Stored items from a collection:

──────────

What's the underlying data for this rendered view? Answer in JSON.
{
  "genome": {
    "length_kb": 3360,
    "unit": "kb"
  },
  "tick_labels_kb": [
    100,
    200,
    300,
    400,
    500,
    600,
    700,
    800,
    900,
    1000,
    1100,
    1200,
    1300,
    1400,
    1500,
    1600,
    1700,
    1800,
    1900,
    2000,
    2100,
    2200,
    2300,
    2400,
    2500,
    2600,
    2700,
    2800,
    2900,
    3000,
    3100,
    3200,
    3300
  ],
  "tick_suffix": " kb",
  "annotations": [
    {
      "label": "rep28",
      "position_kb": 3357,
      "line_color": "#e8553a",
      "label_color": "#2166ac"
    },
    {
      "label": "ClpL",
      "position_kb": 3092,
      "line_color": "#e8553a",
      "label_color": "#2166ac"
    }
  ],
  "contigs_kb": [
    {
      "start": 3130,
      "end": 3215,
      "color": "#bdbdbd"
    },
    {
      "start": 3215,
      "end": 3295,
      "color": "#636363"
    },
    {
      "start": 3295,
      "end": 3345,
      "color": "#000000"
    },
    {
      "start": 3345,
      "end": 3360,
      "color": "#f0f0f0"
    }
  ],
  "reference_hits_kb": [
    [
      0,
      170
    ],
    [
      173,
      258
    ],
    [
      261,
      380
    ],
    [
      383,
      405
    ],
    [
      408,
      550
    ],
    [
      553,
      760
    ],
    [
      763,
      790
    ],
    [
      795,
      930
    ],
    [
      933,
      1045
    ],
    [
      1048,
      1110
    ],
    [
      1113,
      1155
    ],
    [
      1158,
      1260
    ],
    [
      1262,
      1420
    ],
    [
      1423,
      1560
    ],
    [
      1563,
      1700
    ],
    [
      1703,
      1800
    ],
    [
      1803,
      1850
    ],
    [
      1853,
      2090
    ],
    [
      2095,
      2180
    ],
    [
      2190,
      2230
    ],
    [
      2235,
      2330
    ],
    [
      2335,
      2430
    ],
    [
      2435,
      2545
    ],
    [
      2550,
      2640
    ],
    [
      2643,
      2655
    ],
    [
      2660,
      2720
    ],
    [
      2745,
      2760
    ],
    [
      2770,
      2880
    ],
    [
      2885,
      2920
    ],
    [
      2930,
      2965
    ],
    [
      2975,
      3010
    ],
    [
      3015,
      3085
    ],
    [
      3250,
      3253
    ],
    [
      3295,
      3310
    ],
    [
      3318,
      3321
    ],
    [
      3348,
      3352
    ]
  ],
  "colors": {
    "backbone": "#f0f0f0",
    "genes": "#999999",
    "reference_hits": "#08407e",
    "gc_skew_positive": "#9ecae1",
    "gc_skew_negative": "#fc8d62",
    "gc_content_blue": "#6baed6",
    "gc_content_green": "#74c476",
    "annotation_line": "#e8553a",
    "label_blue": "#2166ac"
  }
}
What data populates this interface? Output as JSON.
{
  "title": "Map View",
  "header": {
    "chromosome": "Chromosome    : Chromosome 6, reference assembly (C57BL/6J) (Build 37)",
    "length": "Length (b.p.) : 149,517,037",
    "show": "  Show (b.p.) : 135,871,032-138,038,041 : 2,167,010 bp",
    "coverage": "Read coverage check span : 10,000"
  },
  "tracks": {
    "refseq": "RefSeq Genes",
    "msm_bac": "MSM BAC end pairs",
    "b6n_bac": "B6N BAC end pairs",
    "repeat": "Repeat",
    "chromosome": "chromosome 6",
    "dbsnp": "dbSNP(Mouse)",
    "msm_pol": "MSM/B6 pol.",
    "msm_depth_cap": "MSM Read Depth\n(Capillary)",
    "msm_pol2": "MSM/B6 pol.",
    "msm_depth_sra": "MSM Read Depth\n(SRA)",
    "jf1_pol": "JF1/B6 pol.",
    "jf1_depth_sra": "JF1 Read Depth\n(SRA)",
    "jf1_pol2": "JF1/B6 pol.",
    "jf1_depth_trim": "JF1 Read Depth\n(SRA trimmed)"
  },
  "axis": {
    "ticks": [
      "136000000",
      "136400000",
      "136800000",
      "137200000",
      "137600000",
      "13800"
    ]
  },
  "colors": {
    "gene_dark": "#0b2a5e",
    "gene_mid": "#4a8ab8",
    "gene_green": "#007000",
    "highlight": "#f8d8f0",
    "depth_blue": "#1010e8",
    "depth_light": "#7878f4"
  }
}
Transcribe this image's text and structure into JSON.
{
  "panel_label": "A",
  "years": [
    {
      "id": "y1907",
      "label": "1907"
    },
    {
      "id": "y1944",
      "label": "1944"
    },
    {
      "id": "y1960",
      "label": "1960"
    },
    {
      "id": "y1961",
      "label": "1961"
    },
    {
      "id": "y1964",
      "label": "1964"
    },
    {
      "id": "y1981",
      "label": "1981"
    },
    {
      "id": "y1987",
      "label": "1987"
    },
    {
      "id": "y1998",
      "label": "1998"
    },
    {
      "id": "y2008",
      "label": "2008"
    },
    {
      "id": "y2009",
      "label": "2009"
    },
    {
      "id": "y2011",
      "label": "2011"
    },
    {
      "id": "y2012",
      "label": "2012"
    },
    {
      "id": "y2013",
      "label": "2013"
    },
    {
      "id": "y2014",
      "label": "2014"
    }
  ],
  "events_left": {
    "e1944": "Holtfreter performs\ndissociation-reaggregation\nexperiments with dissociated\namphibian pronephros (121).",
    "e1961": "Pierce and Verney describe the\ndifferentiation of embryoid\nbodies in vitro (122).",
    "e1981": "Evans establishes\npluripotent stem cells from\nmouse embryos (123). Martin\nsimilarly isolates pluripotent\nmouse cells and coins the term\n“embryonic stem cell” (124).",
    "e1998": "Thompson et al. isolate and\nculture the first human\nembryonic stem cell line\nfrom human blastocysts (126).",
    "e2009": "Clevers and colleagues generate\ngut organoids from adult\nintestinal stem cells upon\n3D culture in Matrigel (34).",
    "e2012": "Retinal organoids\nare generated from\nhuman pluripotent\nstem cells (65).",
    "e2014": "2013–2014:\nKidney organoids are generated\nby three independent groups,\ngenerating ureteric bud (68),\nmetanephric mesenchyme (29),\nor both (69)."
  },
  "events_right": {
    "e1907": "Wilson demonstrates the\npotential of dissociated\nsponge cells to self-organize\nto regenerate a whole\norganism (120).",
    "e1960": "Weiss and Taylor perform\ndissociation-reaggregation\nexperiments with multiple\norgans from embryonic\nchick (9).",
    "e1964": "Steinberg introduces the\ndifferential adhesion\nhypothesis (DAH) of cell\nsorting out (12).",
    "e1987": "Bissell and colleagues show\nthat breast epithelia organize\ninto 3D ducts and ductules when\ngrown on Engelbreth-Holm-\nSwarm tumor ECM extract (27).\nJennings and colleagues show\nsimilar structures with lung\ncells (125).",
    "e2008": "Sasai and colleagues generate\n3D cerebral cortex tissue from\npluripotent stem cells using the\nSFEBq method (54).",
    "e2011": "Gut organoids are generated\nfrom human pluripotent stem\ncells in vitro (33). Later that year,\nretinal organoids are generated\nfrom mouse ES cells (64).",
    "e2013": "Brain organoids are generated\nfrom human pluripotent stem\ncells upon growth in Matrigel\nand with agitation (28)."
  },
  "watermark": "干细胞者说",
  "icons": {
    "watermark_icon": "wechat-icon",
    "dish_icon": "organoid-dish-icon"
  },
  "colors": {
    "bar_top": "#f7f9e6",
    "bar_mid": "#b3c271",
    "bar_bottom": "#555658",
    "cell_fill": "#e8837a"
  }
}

──────────

◆ WHAT YOU HAVE TO DO
Return each line of the data that contains the string "generated".

◆ TASK RESPONSE
    "e2012": "Retinal organoids\nare generated from\nhuman pluripotent\nstem cells (65).",
    "e2014": "2013–2014:\nKidney organoids are generated\nby three independent groups,\ngenerating ureteric bud (68),\nmetanephric mesenchyme (29),\nor both (69)."
    "e2011": "Gut organoids are generated\nfrom human pluripotent stem\ncells in vitro (33). Later that year,\nretinal organoids are generated\nfrom mouse ES cells (64).",
    "e2013": "Brain organoids are generated\nfrom human pluripotent stem\ncells upon growth in Matrigel\nand with agitation (28)."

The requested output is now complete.